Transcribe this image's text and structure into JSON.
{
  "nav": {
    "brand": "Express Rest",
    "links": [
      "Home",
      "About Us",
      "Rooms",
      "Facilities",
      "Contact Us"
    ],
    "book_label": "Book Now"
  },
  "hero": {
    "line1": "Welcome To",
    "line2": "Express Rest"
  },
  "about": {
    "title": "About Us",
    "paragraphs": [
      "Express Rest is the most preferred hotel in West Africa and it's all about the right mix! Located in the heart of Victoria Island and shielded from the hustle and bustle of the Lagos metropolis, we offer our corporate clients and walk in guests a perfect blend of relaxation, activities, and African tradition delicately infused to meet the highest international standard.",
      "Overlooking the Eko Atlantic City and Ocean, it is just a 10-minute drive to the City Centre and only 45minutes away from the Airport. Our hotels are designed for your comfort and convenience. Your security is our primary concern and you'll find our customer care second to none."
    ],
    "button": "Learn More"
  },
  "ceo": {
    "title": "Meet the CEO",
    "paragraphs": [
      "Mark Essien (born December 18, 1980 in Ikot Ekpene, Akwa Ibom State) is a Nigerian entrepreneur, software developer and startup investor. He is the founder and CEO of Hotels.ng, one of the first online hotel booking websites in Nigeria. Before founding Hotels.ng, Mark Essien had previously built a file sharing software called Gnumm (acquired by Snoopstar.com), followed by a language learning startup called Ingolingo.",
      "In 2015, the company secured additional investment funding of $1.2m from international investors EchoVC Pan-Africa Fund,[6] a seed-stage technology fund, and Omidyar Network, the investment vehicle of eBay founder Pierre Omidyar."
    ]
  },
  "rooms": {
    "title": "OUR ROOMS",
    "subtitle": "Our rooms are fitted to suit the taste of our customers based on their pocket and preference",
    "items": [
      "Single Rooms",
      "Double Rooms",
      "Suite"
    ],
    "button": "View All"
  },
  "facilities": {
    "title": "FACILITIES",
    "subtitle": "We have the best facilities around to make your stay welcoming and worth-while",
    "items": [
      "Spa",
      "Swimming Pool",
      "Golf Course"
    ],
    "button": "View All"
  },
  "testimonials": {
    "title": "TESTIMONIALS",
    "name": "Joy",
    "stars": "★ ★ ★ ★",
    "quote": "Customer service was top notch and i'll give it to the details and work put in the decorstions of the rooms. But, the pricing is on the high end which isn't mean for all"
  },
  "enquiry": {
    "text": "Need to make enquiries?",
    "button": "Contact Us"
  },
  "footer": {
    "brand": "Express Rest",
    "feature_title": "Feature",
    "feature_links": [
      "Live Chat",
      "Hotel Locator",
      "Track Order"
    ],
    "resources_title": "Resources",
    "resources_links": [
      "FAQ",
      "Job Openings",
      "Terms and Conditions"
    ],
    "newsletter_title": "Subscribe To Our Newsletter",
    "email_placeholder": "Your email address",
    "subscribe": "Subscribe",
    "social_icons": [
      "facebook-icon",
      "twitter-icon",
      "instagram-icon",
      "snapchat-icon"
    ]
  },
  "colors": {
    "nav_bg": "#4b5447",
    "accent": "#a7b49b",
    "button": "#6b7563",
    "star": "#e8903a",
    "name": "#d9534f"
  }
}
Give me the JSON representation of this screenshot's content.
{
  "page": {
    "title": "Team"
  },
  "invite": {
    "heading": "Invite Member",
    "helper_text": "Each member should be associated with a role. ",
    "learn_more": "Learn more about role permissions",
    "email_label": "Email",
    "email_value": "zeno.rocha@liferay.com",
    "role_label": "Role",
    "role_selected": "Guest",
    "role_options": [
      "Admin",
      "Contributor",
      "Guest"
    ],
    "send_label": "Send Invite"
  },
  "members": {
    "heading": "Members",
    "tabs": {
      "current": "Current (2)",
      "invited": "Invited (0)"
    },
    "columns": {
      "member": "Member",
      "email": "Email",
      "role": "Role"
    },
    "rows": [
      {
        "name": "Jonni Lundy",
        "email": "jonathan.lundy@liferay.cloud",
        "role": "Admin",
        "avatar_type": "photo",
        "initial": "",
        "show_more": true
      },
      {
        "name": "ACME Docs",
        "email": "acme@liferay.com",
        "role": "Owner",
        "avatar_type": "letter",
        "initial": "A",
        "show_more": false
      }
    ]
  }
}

DIRECTIONS: Above are the records; retype them all without a single difference.

SOLVED PROBLEM:
Transcribe this image's text and structure into JSON.
{
  "nav": {
    "brand": "Express Rest",
    "links": [
      "Home",
      "About Us",
      "Rooms",
      "Facilities",
      "Contact Us"
    ],
    "book_label": "Book Now"
  },
  "hero": {
    "line1": "Welcome To",
    "line2": "Express Rest"
  },
  "about": {
    "title": "About Us",
    "paragraphs": [
      "Express Rest is the most preferred hotel in West Africa and it's all about the right mix! Located in the heart of Victoria Island and shielded from the hustle and bustle of the Lagos metropolis, we offer our corporate clients and walk in guests a perfect blend of relaxation, activities, and African tradition delicately infused to meet the highest international standard.",
      "Overlooking the Eko Atlantic City and Ocean, it is just a 10-minute drive to the City Centre and only 45minutes away from the Airport. Our hotels are designed for your comfort and convenience. Your security is our primary concern and you'll find our customer care second to none."
    ],
    "button": "Learn More"
  },
  "ceo": {
    "title": "Meet the CEO",
    "paragraphs": [
      "Mark Essien (born December 18, 1980 in Ikot Ekpene, Akwa Ibom State) is a Nigerian entrepreneur, software developer and startup investor. He is the founder and CEO of Hotels.ng, one of the first online hotel booking websites in Nigeria. Before founding Hotels.ng, Mark Essien had previously built a file sharing software called Gnumm (acquired by Snoopstar.com), followed by a language learning startup called Ingolingo.",
      "In 2015, the company secured additional investment funding of $1.2m from international investors EchoVC Pan-Africa Fund,[6] a seed-stage technology fund, and Omidyar Network, the investment vehicle of eBay founder Pierre Omidyar."
    ]
  },
  "rooms": {
    "title": "OUR ROOMS",
    "subtitle": "Our rooms are fitted to suit the taste of our customers based on their pocket and preference",
    "items": [
      "Single Rooms",
      "Double Rooms",
      "Suite"
    ],
    "button": "View All"
  },
  "facilities": {
    "title": "FACILITIES",
    "subtitle": "We have the best facilities around to make your stay welcoming and worth-while",
    "items": [
      "Spa",
      "Swimming Pool",
      "Golf Course"
    ],
    "button": "View All"
  },
  "testimonials": {
    "title": "TESTIMONIALS",
    "name": "Joy",
    "stars": "★ ★ ★ ★",
    "quote": "Customer service was top notch and i'll give it to the details and work put in the decorstions of the rooms. But, the pricing is on the high end which isn't mean for all"
  },
  "enquiry": {
    "text": "Need to make enquiries?",
    "button": "Contact Us"
  },
  "footer": {
    "brand": "Express Rest",
    "feature_title": "Feature",
    "feature_links": [
      "Live Chat",
      "Hotel Locator",
      "Track Order"
    ],
    "resources_title": "Resources",
    "resources_links": [
      "FAQ",
      "Job Openings",
      "Terms and Conditions"
    ],
    "newsletter_title": "Subscribe To Our Newsletter",
    "email_placeholder": "Your email address",
    "subscribe": "Subscribe",
    "social_icons": [
      "facebook-icon",
      "twitter-icon",
      "instagram-icon",
      "snapchat-icon"
    ]
  },
  "colors": {
    "nav_bg": "#4b5447",
    "accent": "#a7b49b",
    "button": "#6b7563",
    "star": "#e8903a",
    "name": "#d9534f"
  }
}
Give me the JSON representation of this screenshot's content.
{
  "page": {
    "title": "Team"
  },
  "invite": {
    "heading": "Invite Member",
    "helper_text": "Each member should be associated with a role. ",
    "learn_more": "Learn more about role permissions",
    "email_label": "Email",
    "email_value": "zeno.rocha@liferay.com",
    "role_label": "Role",
    "role_selected": "Guest",
    "role_options": [
      "Admin",
      "Contributor",
      "Guest"
    ],
    "send_label": "Send Invite"
  },
  "members": {
    "heading": "Members",
    "tabs": {
      "current": "Current (2)",
      "invited": "Invited (0)"
    },
    "columns": {
      "member": "Member",
      "email": "Email",
      "role": "Role"
    },
    "rows": [
      {
        "name": "Jonni Lundy",
        "email": "jonathan.lundy@liferay.cloud",
        "role": "Admin",
        "avatar_type": "photo",
        "initial": "",
        "show_more": true
      },
      {
        "name": "ACME Docs",
        "email": "acme@liferay.com",
        "role": "Owner",
        "avatar_type": "letter",
        "initial": "A",
        "show_more": false
      }
    ]
  }
}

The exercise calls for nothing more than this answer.